Aim
Quote the records that follow in full and exactly; leave out the pictures.

═════ Provided records ═════

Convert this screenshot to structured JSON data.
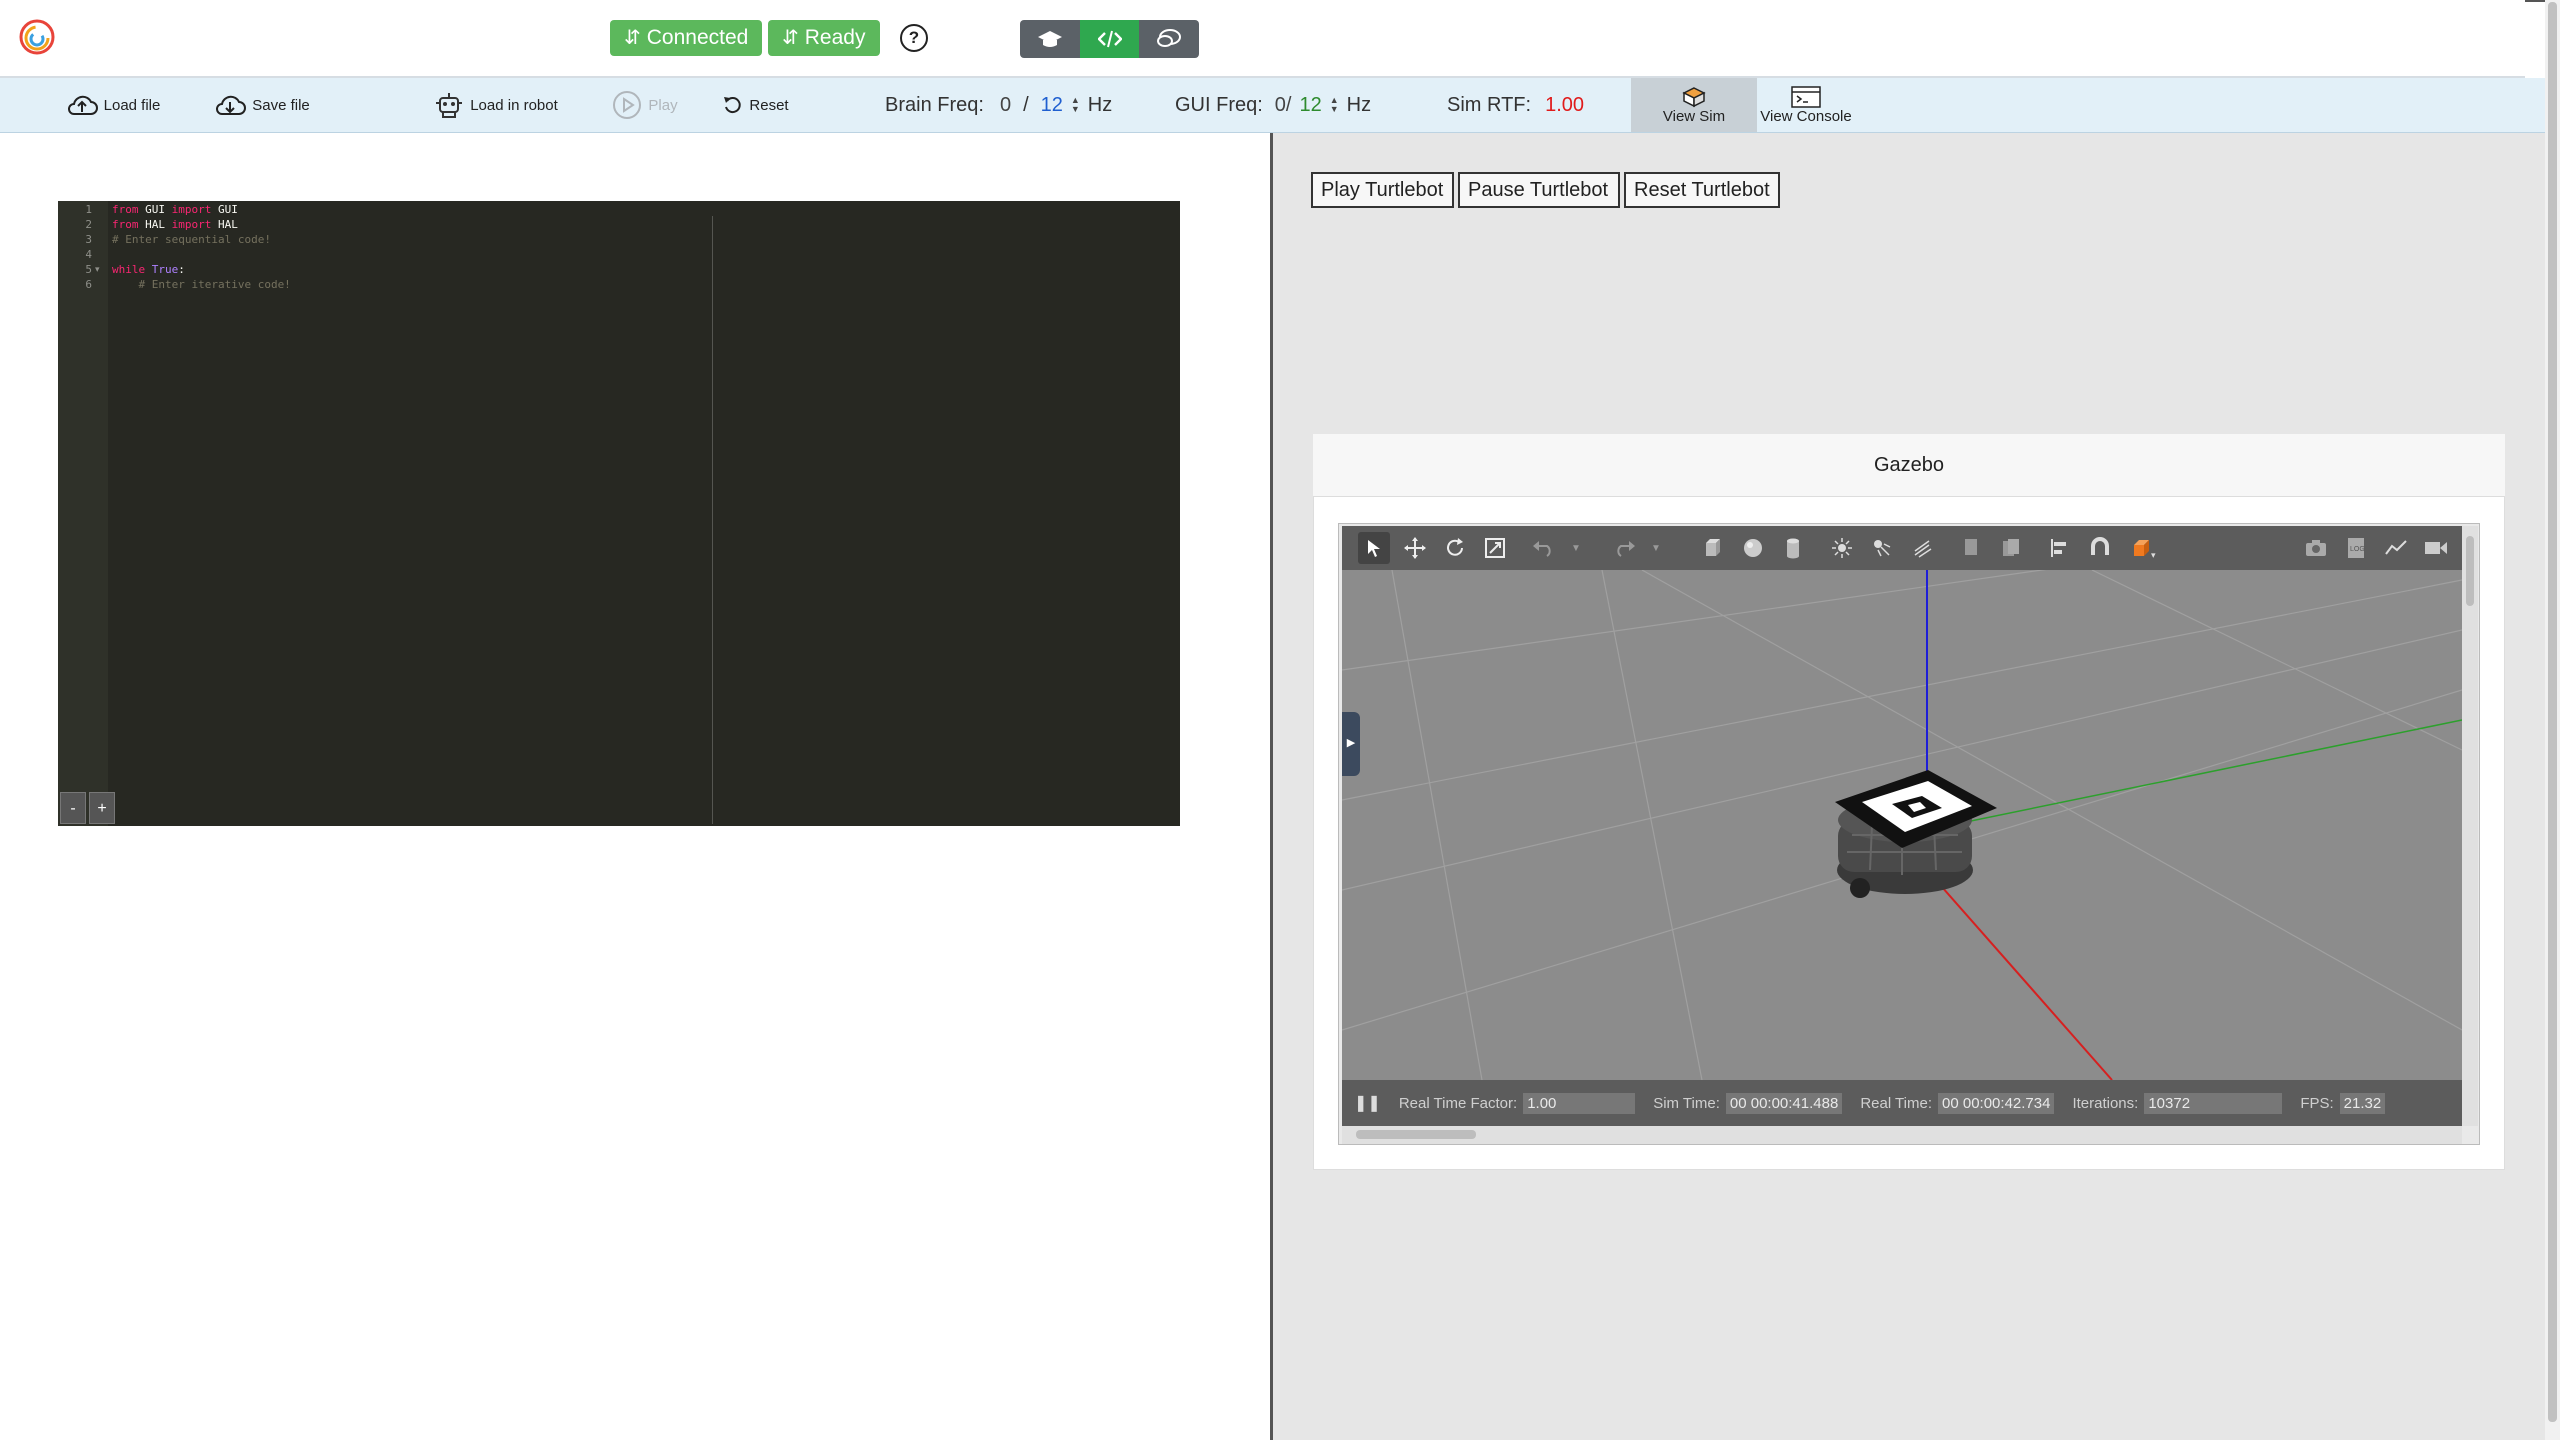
{
  "header": {
    "connected_label": "Connected",
    "ready_label": "Ready",
    "help_label": "?"
  },
  "toolbar": {
    "load_file": "Load file",
    "save_file": "Save file",
    "load_in_robot": "Load in robot",
    "play": "Play",
    "reset": "Reset",
    "brain_freq_label": "Brain Freq:",
    "brain_freq_current": "0",
    "brain_freq_sep": "/",
    "brain_freq_target": "12",
    "brain_freq_unit": "Hz",
    "gui_freq_label": "GUI Freq:",
    "gui_freq_current": "0/",
    "gui_freq_target": "12",
    "gui_freq_unit": "Hz",
    "sim_rtf_label": "Sim RTF:",
    "sim_rtf_value": "1.00",
    "view_sim": "View Sim",
    "view_console": "View Console"
  },
  "editor": {
    "line_numbers": [
      "1",
      "2",
      "3",
      "4",
      "5",
      "6"
    ],
    "lines": {
      "l1_kw": "from",
      "l1_a": " GUI ",
      "l1_kw2": "import",
      "l1_b": " GUI",
      "l2_kw": "from",
      "l2_a": " HAL ",
      "l2_kw2": "import",
      "l2_b": " HAL",
      "l3_cm": "# Enter sequential code!",
      "l5_kw": "while",
      "l5_bl": "True",
      "l5_c": ":",
      "l6_cm": "    # Enter iterative code!"
    },
    "zoom_out": "-",
    "zoom_in": "+"
  },
  "turtlebot": {
    "play": "Play Turtlebot",
    "pause": "Pause Turtlebot",
    "reset": "Reset Turtlebot"
  },
  "gazebo": {
    "title": "Gazebo",
    "real_time_factor_label": "Real Time Factor:",
    "real_time_factor": "1.00",
    "sim_time_label": "Sim Time:",
    "sim_time": "00 00:00:41.488",
    "real_time_label": "Real Time:",
    "real_time": "00 00:00:42.734",
    "iterations_label": "Iterations:",
    "iterations": "10372",
    "fps_label": "FPS:",
    "fps": "21.32"
  },
  "colors": {
    "ready_green": "#5cb85c",
    "toolbar_bg": "#e2f0f8",
    "editor_bg": "#272822",
    "rtf_red": "#e01b1b"
  }
}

═════

The result
Convert this screenshot to structured JSON data.
{
  "header": {
    "connected_label": "Connected",
    "ready_label": "Ready",
    "help_label": "?"
  },
  "toolbar": {
    "load_file": "Load file",
    "save_file": "Save file",
    "load_in_robot": "Load in robot",
    "play": "Play",
    "reset": "Reset",
    "brain_freq_label": "Brain Freq:",
    "brain_freq_current": "0",
    "brain_freq_sep": "/",
    "brain_freq_target": "12",
    "brain_freq_unit": "Hz",
    "gui_freq_label": "GUI Freq:",
    "gui_freq_current": "0/",
    "gui_freq_target": "12",
    "gui_freq_unit": "Hz",
    "sim_rtf_label": "Sim RTF:",
    "sim_rtf_value": "1.00",
    "view_sim": "View Sim",
    "view_console": "View Console"
  },
  "editor": {
    "line_numbers": [
      "1",
      "2",
      "3",
      "4",
      "5",
      "6"
    ],
    "lines": {
      "l1_kw": "from",
      "l1_a": " GUI ",
      "l1_kw2": "import",
      "l1_b": " GUI",
      "l2_kw": "from",
      "l2_a": " HAL ",
      "l2_kw2": "import",
      "l2_b": " HAL",
      "l3_cm": "# Enter sequential code!",
      "l5_kw": "while",
      "l5_bl": "True",
      "l5_c": ":",
      "l6_cm": "    # Enter iterative code!"
    },
    "zoom_out": "-",
    "zoom_in": "+"
  },
  "turtlebot": {
    "play": "Play Turtlebot",
    "pause": "Pause Turtlebot",
    "reset": "Reset Turtlebot"
  },
  "gazebo": {
    "title": "Gazebo",
    "real_time_factor_label": "Real Time Factor:",
    "real_time_factor": "1.00",
    "sim_time_label": "Sim Time:",
    "sim_time": "00 00:00:41.488",
    "real_time_label": "Real Time:",
    "real_time": "00 00:00:42.734",
    "iterations_label": "Iterations:",
    "iterations": "10372",
    "fps_label": "FPS:",
    "fps": "21.32"
  },
  "colors": {
    "ready_green": "#5cb85c",
    "toolbar_bg": "#e2f0f8",
    "editor_bg": "#272822",
    "rtf_red": "#e01b1b"
  }
}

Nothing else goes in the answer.